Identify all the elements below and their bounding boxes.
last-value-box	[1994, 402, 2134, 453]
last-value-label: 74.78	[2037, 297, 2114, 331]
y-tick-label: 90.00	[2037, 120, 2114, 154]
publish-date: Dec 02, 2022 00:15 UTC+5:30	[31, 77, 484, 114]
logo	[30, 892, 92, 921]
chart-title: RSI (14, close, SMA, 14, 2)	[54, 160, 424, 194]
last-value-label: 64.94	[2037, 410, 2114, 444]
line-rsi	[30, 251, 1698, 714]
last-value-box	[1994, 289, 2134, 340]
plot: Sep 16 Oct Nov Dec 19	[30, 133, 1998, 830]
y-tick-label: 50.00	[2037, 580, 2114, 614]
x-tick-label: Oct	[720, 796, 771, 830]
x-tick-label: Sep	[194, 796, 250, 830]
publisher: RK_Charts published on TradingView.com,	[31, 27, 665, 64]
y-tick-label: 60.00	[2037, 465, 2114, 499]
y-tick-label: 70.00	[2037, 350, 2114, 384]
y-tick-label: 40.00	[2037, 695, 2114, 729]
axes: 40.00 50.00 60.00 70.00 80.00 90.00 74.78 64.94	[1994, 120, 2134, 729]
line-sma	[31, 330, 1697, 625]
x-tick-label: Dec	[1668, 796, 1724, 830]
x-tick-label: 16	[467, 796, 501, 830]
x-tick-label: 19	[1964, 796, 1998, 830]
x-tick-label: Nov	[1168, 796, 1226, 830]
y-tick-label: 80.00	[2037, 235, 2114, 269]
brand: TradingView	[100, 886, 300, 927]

^^^^

## [WHAT IS BEING ASKED]
Repeat the data from its first line through the line containing "796, 1724, 830]", swapping "last-value-box" for "value-badge" and leaving everything else unchanged.

## [ANSWER FOR THE TASK]
Identify all the elements below and their bounding boxes.
value-badge	[1994, 402, 2134, 453]
last-value-label: 74.78	[2037, 297, 2114, 331]
y-tick-label: 90.00	[2037, 120, 2114, 154]
publish-date: Dec 02, 2022 00:15 UTC+5:30	[31, 77, 484, 114]
logo	[30, 892, 92, 921]
chart-title: RSI (14, close, SMA, 14, 2)	[54, 160, 424, 194]
last-value-label: 64.94	[2037, 410, 2114, 444]
line-rsi	[30, 251, 1698, 714]
value-badge	[1994, 289, 2134, 340]
plot: Sep 16 Oct Nov Dec 19	[30, 133, 1998, 830]
y-tick-label: 50.00	[2037, 580, 2114, 614]
x-tick-label: Oct	[720, 796, 771, 830]
x-tick-label: Sep	[194, 796, 250, 830]
publisher: RK_Charts published on TradingView.com,	[31, 27, 665, 64]
y-tick-label: 60.00	[2037, 465, 2114, 499]
y-tick-label: 70.00	[2037, 350, 2114, 384]
y-tick-label: 40.00	[2037, 695, 2114, 729]
axes: 40.00 50.00 60.00 70.00 80.00 90.00 74.78 64.94	[1994, 120, 2134, 729]
line-sma	[31, 330, 1697, 625]
x-tick-label: Dec	[1668, 796, 1724, 830]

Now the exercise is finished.